# Stored dataset items
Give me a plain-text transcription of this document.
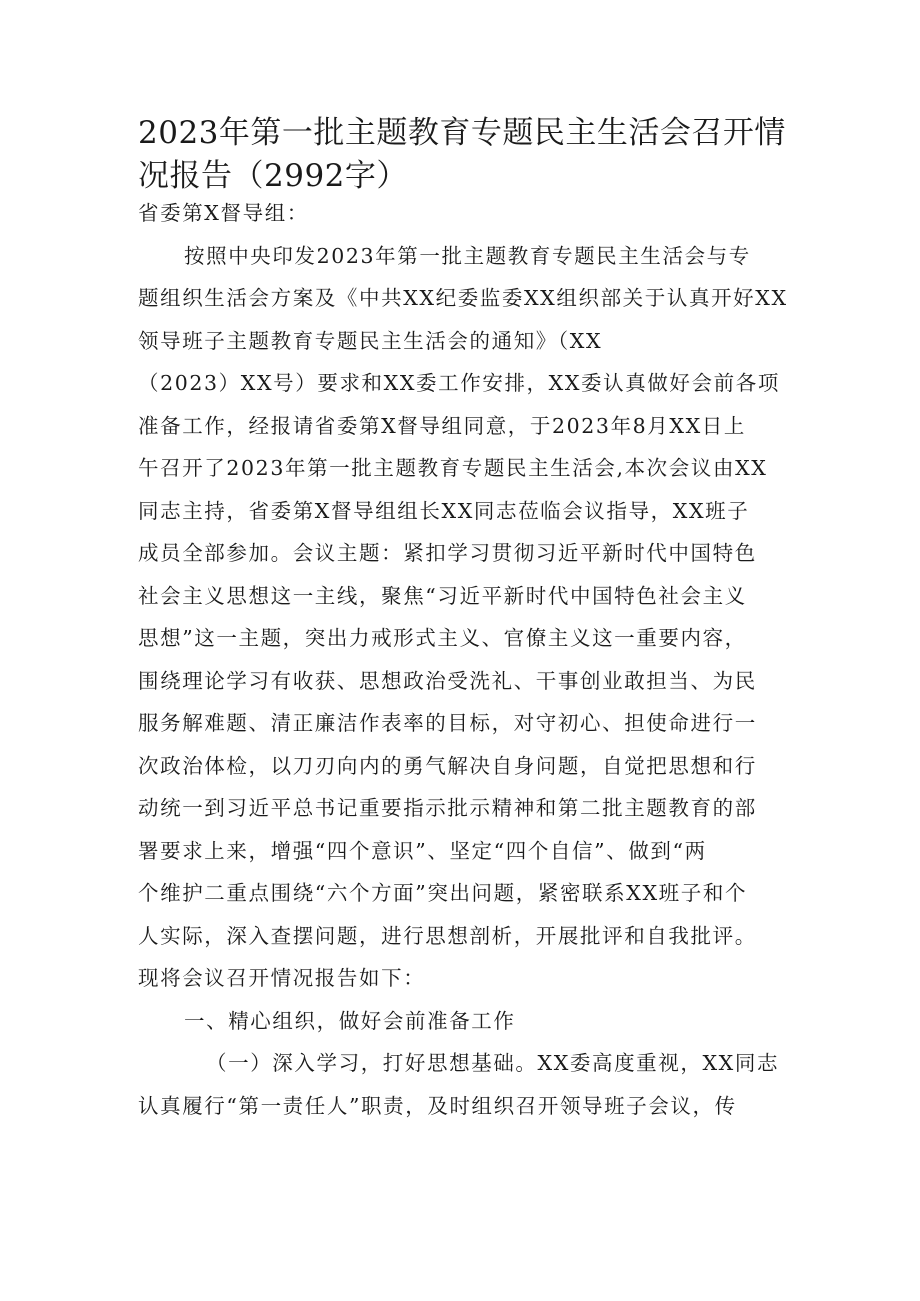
2023年第一批主题教育专题民主生活会召开情况报告（2992字）
省委第X督导组：
按照中央印发2023年第一批主题教育专题民主生活会与专
题组织生活会方案及《中共XX纪委监委XX组织部关于认真开好XX
领导班子主题教育专题民主生活会的通知》（XX
（2023）XX号）要求和XX委工作安排，XX委认真做好会前各项
准备工作，经报请省委第X督导组同意，于2023年8月XX日上
午召开了2023年第一批主题教育专题民主生活会,本次会议由XX
同志主持，省委第X督导组组长XX同志莅临会议指导，XX班子
成员全部参加。会议主题：紧扣学习贯彻习近平新时代中国特色
社会主义思想这一主线，聚焦“习近平新时代中国特色社会主义
思想”这一主题，突出力戒形式主义、官僚主义这一重要内容，
围绕理论学习有收获、思想政治受洗礼、干事创业敢担当、为民
服务解难题、清正廉洁作表率的目标，对守初心、担使命进行一
次政治体检，以刀刃向内的勇气解决自身问题，自觉把思想和行
动统一到习近平总书记重要指示批示精神和第二批主题教育的部
署要求上来，增强“四个意识”、坚定“四个自信”、做到“两
个维护二重点围绕“六个方面”突出问题，紧密联系XX班子和个
人实际，深入查摆问题，进行思想剖析，开展批评和自我批评。
现将会议召开情况报告如下：
一、精心组织，做好会前准备工作
（一）深入学习，打好思想基础。XX委高度重视，XX同志
认真履行“第一责任人”职责，及时组织召开领导班子会议，传
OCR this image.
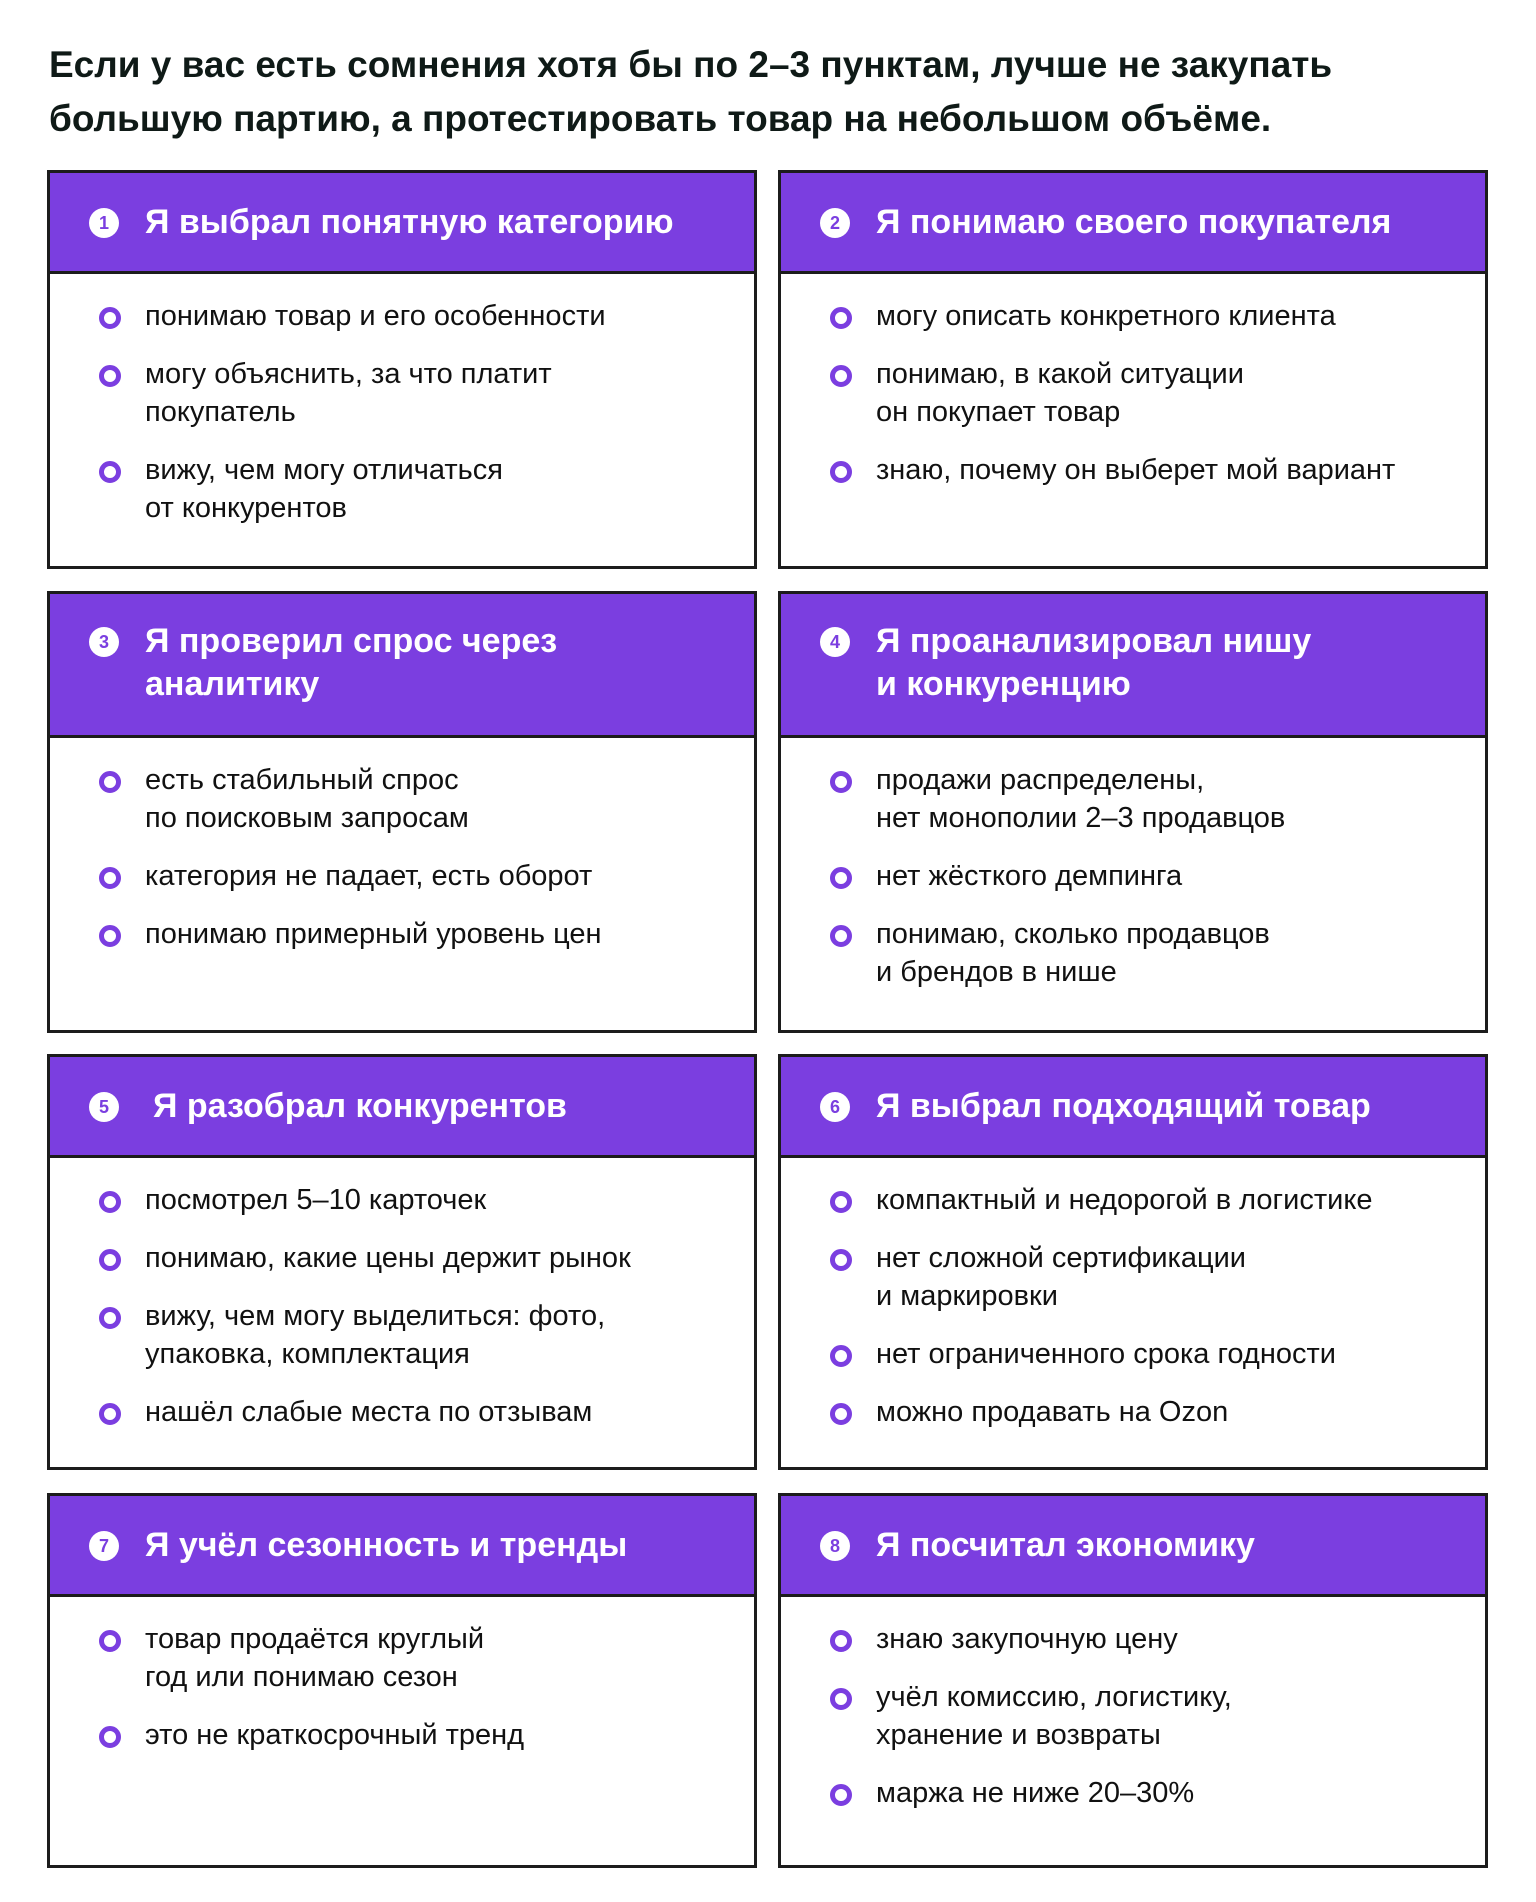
Если у вас есть сомнения хотя бы по 2–3 пунктам, лучше не закупать
большую партию, а протестировать товар на небольшом объёме.
1 Я выбрал понятную категорию
понимаю товар и его особенности
могу объяснить, за что платит
покупатель
вижу, чем могу отличаться
от конкурентов
2 Я понимаю своего покупателя
могу описать конкретного клиента
понимаю, в какой ситуации
он покупает товар
знаю, почему он выберет мой вариант
3 Я проверил спрос через
аналитику
есть стабильный спрос
по поисковым запросам
категория не падает, есть оборот
понимаю примерный уровень цен
4 Я проанализировал нишу
и конкуренцию
продажи распределены,
нет монополии 2–3 продавцов
нет жёсткого демпинга
понимаю, сколько продавцов
и брендов в нише
5 Я разобрал конкурентов
посмотрел 5–10 карточек
понимаю, какие цены держит рынок
вижу, чем могу выделиться: фото,
упаковка, комплектация
нашёл слабые места по отзывам
6 Я выбрал подходящий товар
компактный и недорогой в логистике
нет сложной сертификации
и маркировки
нет ограниченного срока годности
можно продавать на Ozon
7 Я учёл сезонность и тренды
товар продаётся круглый
год или понимаю сезон
это не краткосрочный тренд
8 Я посчитал экономику
знаю закупочную цену
учёл комиссию, логистику,
хранение и возвраты
маржа не ниже 20–30%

# What the task asks
Write out all the records again, exactly, minus any pictures.

# Exercise answer
Give me a plain-text transcription of this document.
2023年第一批主题教育专题民主生活会召开情况报告（2992字）
省委第X督导组：
按照中央印发2023年第一批主题教育专题民主生活会与专
题组织生活会方案及《中共XX纪委监委XX组织部关于认真开好XX
领导班子主题教育专题民主生活会的通知》（XX
（2023）XX号）要求和XX委工作安排，XX委认真做好会前各项
准备工作，经报请省委第X督导组同意，于2023年8月XX日上
午召开了2023年第一批主题教育专题民主生活会,本次会议由XX
同志主持，省委第X督导组组长XX同志莅临会议指导，XX班子
成员全部参加。会议主题：紧扣学习贯彻习近平新时代中国特色
社会主义思想这一主线，聚焦“习近平新时代中国特色社会主义
思想”这一主题，突出力戒形式主义、官僚主义这一重要内容，
围绕理论学习有收获、思想政治受洗礼、干事创业敢担当、为民
服务解难题、清正廉洁作表率的目标，对守初心、担使命进行一
次政治体检，以刀刃向内的勇气解决自身问题，自觉把思想和行
动统一到习近平总书记重要指示批示精神和第二批主题教育的部
署要求上来，增强“四个意识”、坚定“四个自信”、做到“两
个维护二重点围绕“六个方面”突出问题，紧密联系XX班子和个
人实际，深入查摆问题，进行思想剖析，开展批评和自我批评。
现将会议召开情况报告如下：
一、精心组织，做好会前准备工作
（一）深入学习，打好思想基础。XX委高度重视，XX同志
认真履行“第一责任人”职责，及时组织召开领导班子会议，传
OCR this image.
Если у вас есть сомнения хотя бы по 2–3 пунктам, лучше не закупать
большую партию, а протестировать товар на небольшом объёме.
1 Я выбрал понятную категорию
понимаю товар и его особенности
могу объяснить, за что платит
покупатель
вижу, чем могу отличаться
от конкурентов
2 Я понимаю своего покупателя
могу описать конкретного клиента
понимаю, в какой ситуации
он покупает товар
знаю, почему он выберет мой вариант
3 Я проверил спрос через
аналитику
есть стабильный спрос
по поисковым запросам
категория не падает, есть оборот
понимаю примерный уровень цен
4 Я проанализировал нишу
и конкуренцию
продажи распределены,
нет монополии 2–3 продавцов
нет жёсткого демпинга
понимаю, сколько продавцов
и брендов в нише
5 Я разобрал конкурентов
посмотрел 5–10 карточек
понимаю, какие цены держит рынок
вижу, чем могу выделиться: фото,
упаковка, комплектация
нашёл слабые места по отзывам
6 Я выбрал подходящий товар
компактный и недорогой в логистике
нет сложной сертификации
и маркировки
нет ограниченного срока годности
можно продавать на Ozon
7 Я учёл сезонность и тренды
товар продаётся круглый
год или понимаю сезон
это не краткосрочный тренд
8 Я посчитал экономику
знаю закупочную цену
учёл комиссию, логистику,
хранение и возвраты
маржа не ниже 20–30%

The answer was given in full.